MATERIAL FOR THIS EXERCISE:
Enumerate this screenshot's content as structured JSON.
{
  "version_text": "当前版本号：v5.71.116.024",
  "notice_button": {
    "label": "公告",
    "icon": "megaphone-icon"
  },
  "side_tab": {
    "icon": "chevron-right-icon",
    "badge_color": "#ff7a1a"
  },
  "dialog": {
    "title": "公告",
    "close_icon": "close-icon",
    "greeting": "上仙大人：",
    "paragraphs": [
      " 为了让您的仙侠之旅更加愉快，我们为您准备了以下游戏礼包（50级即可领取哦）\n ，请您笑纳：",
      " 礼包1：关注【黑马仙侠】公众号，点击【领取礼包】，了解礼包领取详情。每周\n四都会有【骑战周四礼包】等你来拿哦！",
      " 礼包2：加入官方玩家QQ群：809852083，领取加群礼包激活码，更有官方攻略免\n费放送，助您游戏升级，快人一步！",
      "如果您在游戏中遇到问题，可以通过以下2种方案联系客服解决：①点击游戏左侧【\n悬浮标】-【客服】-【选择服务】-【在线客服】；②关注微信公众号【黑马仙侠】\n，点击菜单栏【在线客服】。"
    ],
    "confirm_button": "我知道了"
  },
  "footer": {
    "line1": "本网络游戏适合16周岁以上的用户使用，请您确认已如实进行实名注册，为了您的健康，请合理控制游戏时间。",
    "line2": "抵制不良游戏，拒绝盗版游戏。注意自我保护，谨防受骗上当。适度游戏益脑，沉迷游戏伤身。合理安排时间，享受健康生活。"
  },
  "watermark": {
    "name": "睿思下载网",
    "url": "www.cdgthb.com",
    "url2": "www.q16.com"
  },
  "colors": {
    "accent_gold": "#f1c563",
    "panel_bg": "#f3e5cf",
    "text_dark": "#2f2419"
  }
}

---

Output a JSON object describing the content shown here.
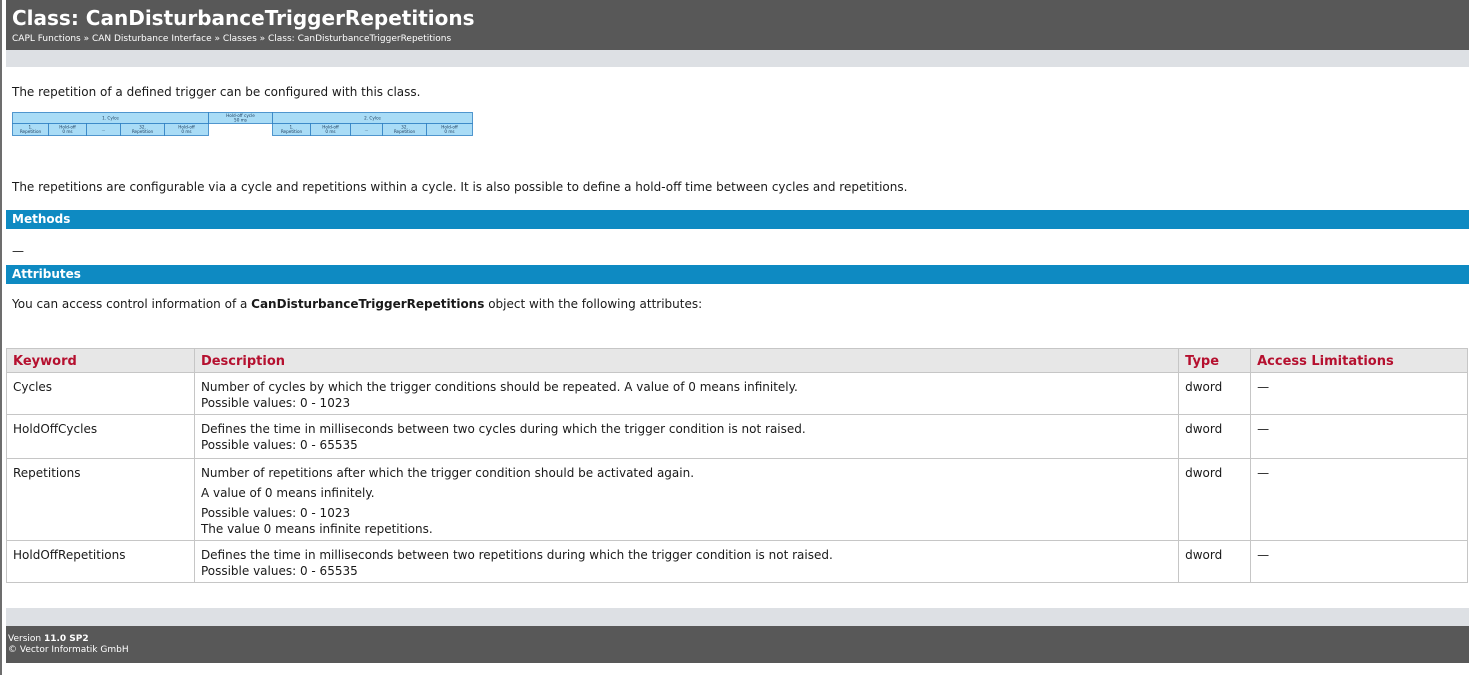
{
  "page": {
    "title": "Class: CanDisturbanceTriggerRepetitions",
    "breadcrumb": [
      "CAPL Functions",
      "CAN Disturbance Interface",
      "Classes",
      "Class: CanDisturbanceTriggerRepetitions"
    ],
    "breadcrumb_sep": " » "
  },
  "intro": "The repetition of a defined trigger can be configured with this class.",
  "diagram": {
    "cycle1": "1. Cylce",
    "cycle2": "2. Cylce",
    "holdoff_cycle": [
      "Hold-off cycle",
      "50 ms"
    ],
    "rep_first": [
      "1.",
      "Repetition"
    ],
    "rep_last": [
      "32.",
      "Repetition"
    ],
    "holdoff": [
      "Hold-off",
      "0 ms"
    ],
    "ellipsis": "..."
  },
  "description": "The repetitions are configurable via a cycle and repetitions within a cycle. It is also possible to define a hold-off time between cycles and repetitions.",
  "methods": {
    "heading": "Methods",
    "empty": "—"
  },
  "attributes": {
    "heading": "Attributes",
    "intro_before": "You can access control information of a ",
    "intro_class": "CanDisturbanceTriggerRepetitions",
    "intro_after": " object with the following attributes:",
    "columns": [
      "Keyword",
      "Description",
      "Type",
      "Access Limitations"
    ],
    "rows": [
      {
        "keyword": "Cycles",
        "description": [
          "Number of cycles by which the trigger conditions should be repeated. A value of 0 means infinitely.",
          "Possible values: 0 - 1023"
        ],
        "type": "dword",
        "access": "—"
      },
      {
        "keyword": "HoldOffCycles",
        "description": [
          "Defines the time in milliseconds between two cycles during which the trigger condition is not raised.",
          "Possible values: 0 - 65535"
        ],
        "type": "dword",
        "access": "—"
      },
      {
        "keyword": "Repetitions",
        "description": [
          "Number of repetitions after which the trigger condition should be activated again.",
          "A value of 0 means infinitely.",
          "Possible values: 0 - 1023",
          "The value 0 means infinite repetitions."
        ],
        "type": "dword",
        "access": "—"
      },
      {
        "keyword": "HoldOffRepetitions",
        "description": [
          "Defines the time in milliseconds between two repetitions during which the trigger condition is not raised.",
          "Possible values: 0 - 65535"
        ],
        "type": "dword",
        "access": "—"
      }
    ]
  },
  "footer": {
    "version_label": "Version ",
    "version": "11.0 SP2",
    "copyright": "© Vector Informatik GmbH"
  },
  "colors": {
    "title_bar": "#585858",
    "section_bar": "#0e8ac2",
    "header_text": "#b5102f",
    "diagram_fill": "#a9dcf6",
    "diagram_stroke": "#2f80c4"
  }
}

TO BE DONE:
From the data above, copy out every line with the string "icon" in it.

ANSWER TO THE TASK:
    "icon": "megaphone-icon"
    "icon": "chevron-right-icon",
    "close_icon": "close-icon",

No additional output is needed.